(Figure data in JSON)
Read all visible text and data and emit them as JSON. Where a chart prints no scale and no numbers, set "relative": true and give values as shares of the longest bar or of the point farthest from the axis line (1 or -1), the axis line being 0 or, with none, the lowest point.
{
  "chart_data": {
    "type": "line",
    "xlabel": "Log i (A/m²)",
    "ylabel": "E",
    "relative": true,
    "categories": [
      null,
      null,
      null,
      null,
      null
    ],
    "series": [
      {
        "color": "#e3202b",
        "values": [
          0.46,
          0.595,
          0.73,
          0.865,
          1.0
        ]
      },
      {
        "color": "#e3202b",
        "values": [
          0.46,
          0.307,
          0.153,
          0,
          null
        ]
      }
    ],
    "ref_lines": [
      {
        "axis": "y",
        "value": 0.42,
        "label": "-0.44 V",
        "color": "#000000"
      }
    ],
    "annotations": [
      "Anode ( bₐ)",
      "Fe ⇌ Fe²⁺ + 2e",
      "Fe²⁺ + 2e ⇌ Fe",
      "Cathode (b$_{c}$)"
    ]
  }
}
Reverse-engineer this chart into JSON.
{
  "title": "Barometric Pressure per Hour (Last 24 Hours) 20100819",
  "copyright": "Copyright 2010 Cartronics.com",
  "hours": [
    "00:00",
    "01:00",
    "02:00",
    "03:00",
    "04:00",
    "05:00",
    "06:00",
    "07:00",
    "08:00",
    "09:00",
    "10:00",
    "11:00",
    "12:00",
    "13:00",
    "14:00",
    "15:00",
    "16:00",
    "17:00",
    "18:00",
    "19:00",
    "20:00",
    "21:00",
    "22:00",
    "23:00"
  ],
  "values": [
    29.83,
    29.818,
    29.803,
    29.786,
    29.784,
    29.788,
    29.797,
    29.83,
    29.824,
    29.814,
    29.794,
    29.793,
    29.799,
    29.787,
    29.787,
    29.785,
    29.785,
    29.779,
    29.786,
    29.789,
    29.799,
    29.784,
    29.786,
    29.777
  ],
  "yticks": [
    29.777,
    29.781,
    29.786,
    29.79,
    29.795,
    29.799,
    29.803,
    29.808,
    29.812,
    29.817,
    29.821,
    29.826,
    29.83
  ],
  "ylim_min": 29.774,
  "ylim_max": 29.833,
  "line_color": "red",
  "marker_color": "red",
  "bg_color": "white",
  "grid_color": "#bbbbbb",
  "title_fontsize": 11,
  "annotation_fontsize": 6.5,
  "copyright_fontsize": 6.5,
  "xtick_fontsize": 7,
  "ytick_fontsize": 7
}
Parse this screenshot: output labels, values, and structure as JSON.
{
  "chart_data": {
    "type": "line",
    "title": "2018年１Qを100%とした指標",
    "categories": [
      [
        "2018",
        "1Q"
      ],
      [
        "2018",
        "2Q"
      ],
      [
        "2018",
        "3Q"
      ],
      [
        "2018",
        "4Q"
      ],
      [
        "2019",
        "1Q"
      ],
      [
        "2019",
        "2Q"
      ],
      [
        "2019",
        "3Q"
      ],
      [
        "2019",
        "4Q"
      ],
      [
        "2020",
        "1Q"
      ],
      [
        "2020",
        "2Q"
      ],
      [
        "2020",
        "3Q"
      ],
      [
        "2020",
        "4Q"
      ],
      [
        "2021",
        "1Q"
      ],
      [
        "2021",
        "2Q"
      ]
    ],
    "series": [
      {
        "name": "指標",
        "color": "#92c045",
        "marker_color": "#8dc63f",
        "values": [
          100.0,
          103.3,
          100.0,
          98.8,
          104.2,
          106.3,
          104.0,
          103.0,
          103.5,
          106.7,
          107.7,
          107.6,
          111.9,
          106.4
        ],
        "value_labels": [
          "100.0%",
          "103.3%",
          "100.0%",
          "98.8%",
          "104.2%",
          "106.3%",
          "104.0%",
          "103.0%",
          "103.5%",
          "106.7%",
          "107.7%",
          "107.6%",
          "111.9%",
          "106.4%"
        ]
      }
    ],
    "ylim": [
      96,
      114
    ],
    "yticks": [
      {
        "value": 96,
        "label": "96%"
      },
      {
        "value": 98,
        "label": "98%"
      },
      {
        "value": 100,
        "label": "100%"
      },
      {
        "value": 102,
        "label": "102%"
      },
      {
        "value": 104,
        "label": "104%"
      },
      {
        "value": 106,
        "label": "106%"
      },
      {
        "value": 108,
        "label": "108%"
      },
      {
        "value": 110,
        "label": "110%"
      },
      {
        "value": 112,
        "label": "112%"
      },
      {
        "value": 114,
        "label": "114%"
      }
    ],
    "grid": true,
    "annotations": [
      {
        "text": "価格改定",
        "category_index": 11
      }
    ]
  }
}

[What is needed]
Go through the entries and repeat each one exactly.

[Problem solution]
Read all visible text and data and emit them as JSON. Where a chart prints no scale and no numbers, set "relative": true and give values as shares of the longest bar or of the point farthest from the axis line (1 or -1), the axis line being 0 or, with none, the lowest point.
{
  "chart_data": {
    "type": "line",
    "xlabel": "Log i (A/m²)",
    "ylabel": "E",
    "relative": true,
    "categories": [
      null,
      null,
      null,
      null,
      null
    ],
    "series": [
      {
        "color": "#e3202b",
        "values": [
          0.46,
          0.595,
          0.73,
          0.865,
          1.0
        ]
      },
      {
        "color": "#e3202b",
        "values": [
          0.46,
          0.307,
          0.153,
          0,
          null
        ]
      }
    ],
    "ref_lines": [
      {
        "axis": "y",
        "value": 0.42,
        "label": "-0.44 V",
        "color": "#000000"
      }
    ],
    "annotations": [
      "Anode ( bₐ)",
      "Fe ⇌ Fe²⁺ + 2e",
      "Fe²⁺ + 2e ⇌ Fe",
      "Cathode (b$_{c}$)"
    ]
  }
}
Reverse-engineer this chart into JSON.
{
  "title": "Barometric Pressure per Hour (Last 24 Hours) 20100819",
  "copyright": "Copyright 2010 Cartronics.com",
  "hours": [
    "00:00",
    "01:00",
    "02:00",
    "03:00",
    "04:00",
    "05:00",
    "06:00",
    "07:00",
    "08:00",
    "09:00",
    "10:00",
    "11:00",
    "12:00",
    "13:00",
    "14:00",
    "15:00",
    "16:00",
    "17:00",
    "18:00",
    "19:00",
    "20:00",
    "21:00",
    "22:00",
    "23:00"
  ],
  "values": [
    29.83,
    29.818,
    29.803,
    29.786,
    29.784,
    29.788,
    29.797,
    29.83,
    29.824,
    29.814,
    29.794,
    29.793,
    29.799,
    29.787,
    29.787,
    29.785,
    29.785,
    29.779,
    29.786,
    29.789,
    29.799,
    29.784,
    29.786,
    29.777
  ],
  "yticks": [
    29.777,
    29.781,
    29.786,
    29.79,
    29.795,
    29.799,
    29.803,
    29.808,
    29.812,
    29.817,
    29.821,
    29.826,
    29.83
  ],
  "ylim_min": 29.774,
  "ylim_max": 29.833,
  "line_color": "red",
  "marker_color": "red",
  "bg_color": "white",
  "grid_color": "#bbbbbb",
  "title_fontsize": 11,
  "annotation_fontsize": 6.5,
  "copyright_fontsize": 6.5,
  "xtick_fontsize": 7,
  "ytick_fontsize": 7
}
Parse this screenshot: output labels, values, and structure as JSON.
{
  "chart_data": {
    "type": "line",
    "title": "2018年１Qを100%とした指標",
    "categories": [
      [
        "2018",
        "1Q"
      ],
      [
        "2018",
        "2Q"
      ],
      [
        "2018",
        "3Q"
      ],
      [
        "2018",
        "4Q"
      ],
      [
        "2019",
        "1Q"
      ],
      [
        "2019",
        "2Q"
      ],
      [
        "2019",
        "3Q"
      ],
      [
        "2019",
        "4Q"
      ],
      [
        "2020",
        "1Q"
      ],
      [
        "2020",
        "2Q"
      ],
      [
        "2020",
        "3Q"
      ],
      [
        "2020",
        "4Q"
      ],
      [
        "2021",
        "1Q"
      ],
      [
        "2021",
        "2Q"
      ]
    ],
    "series": [
      {
        "name": "指標",
        "color": "#92c045",
        "marker_color": "#8dc63f",
        "values": [
          100.0,
          103.3,
          100.0,
          98.8,
          104.2,
          106.3,
          104.0,
          103.0,
          103.5,
          106.7,
          107.7,
          107.6,
          111.9,
          106.4
        ],
        "value_labels": [
          "100.0%",
          "103.3%",
          "100.0%",
          "98.8%",
          "104.2%",
          "106.3%",
          "104.0%",
          "103.0%",
          "103.5%",
          "106.7%",
          "107.7%",
          "107.6%",
          "111.9%",
          "106.4%"
        ]
      }
    ],
    "ylim": [
      96,
      114
    ],
    "yticks": [
      {
        "value": 96,
        "label": "96%"
      },
      {
        "value": 98,
        "label": "98%"
      },
      {
        "value": 100,
        "label": "100%"
      },
      {
        "value": 102,
        "label": "102%"
      },
      {
        "value": 104,
        "label": "104%"
      },
      {
        "value": 106,
        "label": "106%"
      },
      {
        "value": 108,
        "label": "108%"
      },
      {
        "value": 110,
        "label": "110%"
      },
      {
        "value": 112,
        "label": "112%"
      },
      {
        "value": 114,
        "label": "114%"
      }
    ],
    "grid": true,
    "annotations": [
      {
        "text": "価格改定",
        "category_index": 11
      }
    ]
  }
}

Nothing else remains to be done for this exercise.